Data records
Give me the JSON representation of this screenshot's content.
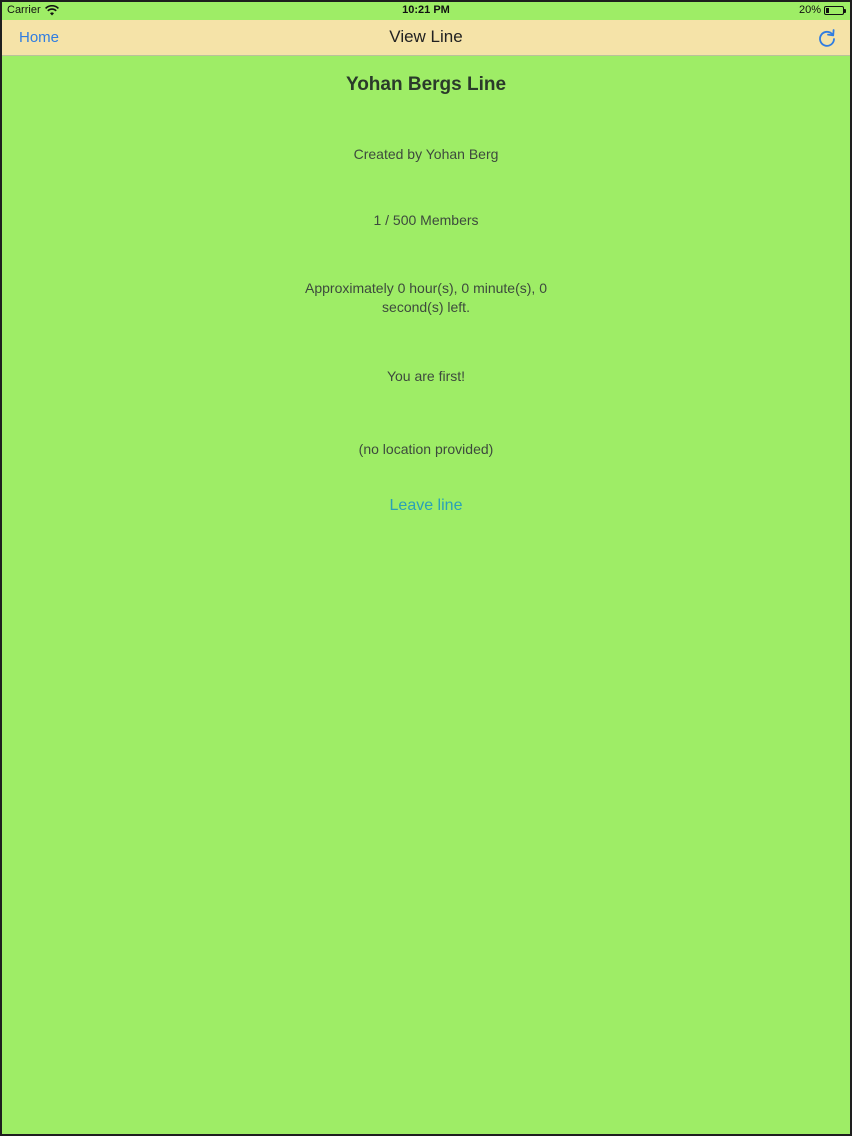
{
  "status_bar": {
    "carrier": "Carrier",
    "time": "10:21 PM",
    "battery": "20%",
    "battery_level": 0.2,
    "icons": [
      "wifi-icon",
      "battery-icon"
    ]
  },
  "nav_bar": {
    "back_label": "Home",
    "title": "View Line",
    "action_icon": "refresh-icon"
  },
  "line": {
    "title": "Yohan Bergs Line",
    "creator": "Created by Yohan Berg",
    "members": "1 / 500 Members",
    "eta": "Approximately 0 hour(s), 0 minute(s), 0 second(s) left.",
    "position": "You are first!",
    "location": "(no location provided)",
    "leave_label": "Leave line"
  },
  "colors": {
    "background": "#9eed66",
    "nav_background": "#f5e3a8",
    "link": "#2f7de1",
    "leave_link": "#2aa0b8"
  }
}
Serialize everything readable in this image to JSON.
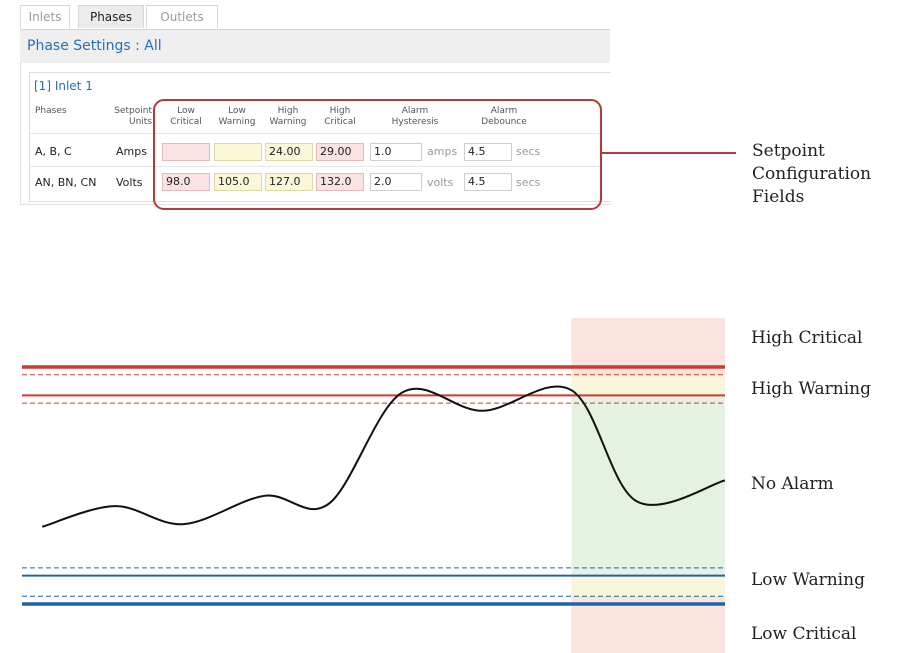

■ Work instructions ■
Set each line of the records down exactly, leaving every picture out.

■ Solution to the exercise ■
Give me the JSON representation of this screenshot's content.
{
  "status_bar": {
    "carrier": "Carrier",
    "time": "10:21 PM",
    "battery": "20%",
    "battery_level": 0.2,
    "icons": [
      "wifi-icon",
      "battery-icon"
    ]
  },
  "nav_bar": {
    "back_label": "Home",
    "title": "View Line",
    "action_icon": "refresh-icon"
  },
  "line": {
    "title": "Yohan Bergs Line",
    "creator": "Created by Yohan Berg",
    "members": "1 / 500 Members",
    "eta": "Approximately 0 hour(s), 0 minute(s), 0 second(s) left.",
    "position": "You are first!",
    "location": "(no location provided)",
    "leave_label": "Leave line"
  },
  "colors": {
    "background": "#9eed66",
    "nav_background": "#f5e3a8",
    "link": "#2f7de1",
    "leave_link": "#2aa0b8"
  }
}
Serialize everything readable in this image to JSON.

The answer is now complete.